### GIVEN TASK
Look below and pull out each line with the word "Resources".

-- Start RAW RECORDS --

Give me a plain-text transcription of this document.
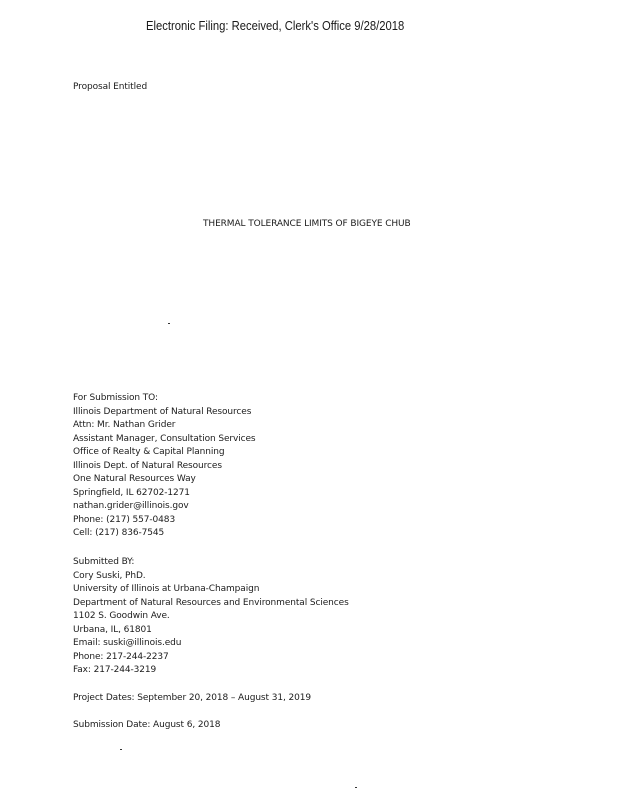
Electronic Filing: Received, Clerk's Office 9/28/2018
Proposal Entitled
THERMAL TOLERANCE LIMITS OF BIGEYE CHUB
For Submission TO:
Illinois Department of Natural Resources
Attn: Mr. Nathan Grider
Assistant Manager, Consultation Services
Office of Realty & Capital Planning
Illinois Dept. of Natural Resources
One Natural Resources Way
Springfield, IL 62702-1271
nathan.grider@illinois.gov
Phone: (217) 557-0483
Cell: (217) 836-7545
Submitted BY:
Cory Suski, PhD.
University of Illinois at Urbana-Champaign
Department of Natural Resources and Environmental Sciences
1102 S. Goodwin Ave.
Urbana, IL, 61801
Email: suski@illinois.edu
Phone: 217-244-2237
Fax: 217-244-3219
Project Dates: September 20, 2018 – August 31, 2019
Submission Date: August 6, 2018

-- End RAW RECORDS --

### RESPONSE TO THE TASK
Illinois Department of Natural Resources
Illinois Dept. of Natural Resources
One Natural Resources Way
Department of Natural Resources and Environmental Sciences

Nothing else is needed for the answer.